THE REQUEST> Copy every line of the data in which the word "post" occurs.
┌──
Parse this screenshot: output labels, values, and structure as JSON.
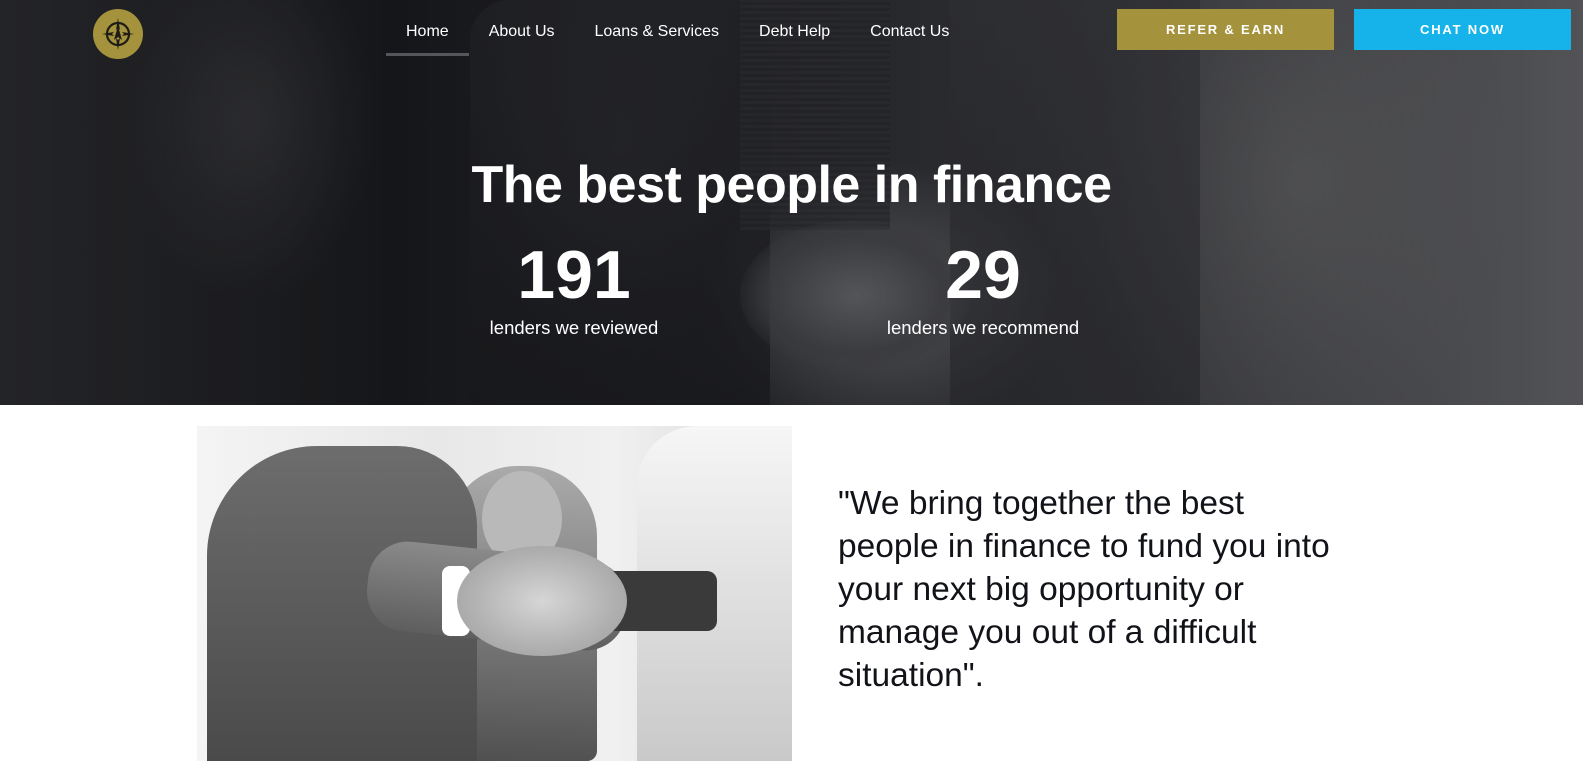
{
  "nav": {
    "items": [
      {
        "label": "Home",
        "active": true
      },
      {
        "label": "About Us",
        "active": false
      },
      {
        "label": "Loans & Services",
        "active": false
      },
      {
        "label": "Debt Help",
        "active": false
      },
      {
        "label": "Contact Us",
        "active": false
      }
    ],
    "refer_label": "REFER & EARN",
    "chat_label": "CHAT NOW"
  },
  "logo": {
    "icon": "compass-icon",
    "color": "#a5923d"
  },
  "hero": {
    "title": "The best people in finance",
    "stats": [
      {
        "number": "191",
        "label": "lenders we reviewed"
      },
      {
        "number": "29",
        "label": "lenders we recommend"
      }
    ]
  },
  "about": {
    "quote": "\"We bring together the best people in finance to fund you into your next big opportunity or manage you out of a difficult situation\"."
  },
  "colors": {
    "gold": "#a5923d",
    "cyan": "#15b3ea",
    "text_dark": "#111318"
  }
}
└──
┌──
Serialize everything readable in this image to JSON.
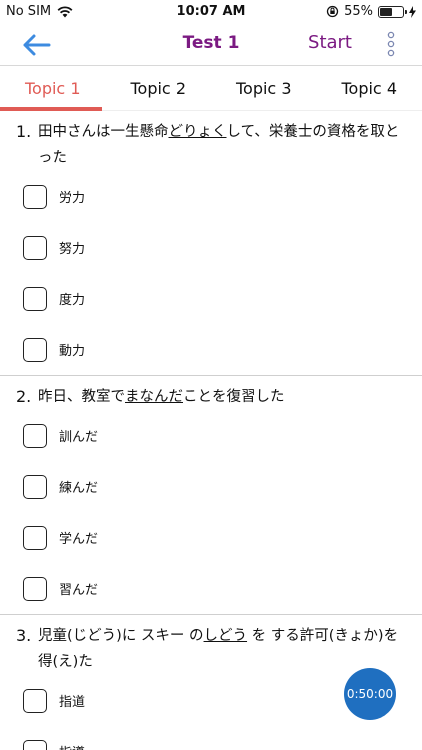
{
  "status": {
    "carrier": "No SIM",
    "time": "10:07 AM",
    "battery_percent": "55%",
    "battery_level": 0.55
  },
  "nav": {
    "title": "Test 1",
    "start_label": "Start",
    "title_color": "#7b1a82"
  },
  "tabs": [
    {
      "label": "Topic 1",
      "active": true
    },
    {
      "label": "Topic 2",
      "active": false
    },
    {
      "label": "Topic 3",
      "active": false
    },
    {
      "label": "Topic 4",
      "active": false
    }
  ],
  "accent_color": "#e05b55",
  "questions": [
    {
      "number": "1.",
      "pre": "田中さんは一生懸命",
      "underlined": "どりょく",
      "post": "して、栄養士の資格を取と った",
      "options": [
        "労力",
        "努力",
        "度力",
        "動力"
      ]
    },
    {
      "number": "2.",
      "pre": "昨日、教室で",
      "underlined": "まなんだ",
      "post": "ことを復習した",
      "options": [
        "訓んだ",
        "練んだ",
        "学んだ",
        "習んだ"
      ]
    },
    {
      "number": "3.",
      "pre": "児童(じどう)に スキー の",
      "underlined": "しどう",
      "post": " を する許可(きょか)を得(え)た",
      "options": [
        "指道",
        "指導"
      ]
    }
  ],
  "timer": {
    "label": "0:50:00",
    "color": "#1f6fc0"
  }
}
└──
EXERCISE RESPONSE>
      "post": "して、栄養士の資格を取と った",
      "post": "ことを復習した",
      "post": " を する許可(きょか)を得(え)た",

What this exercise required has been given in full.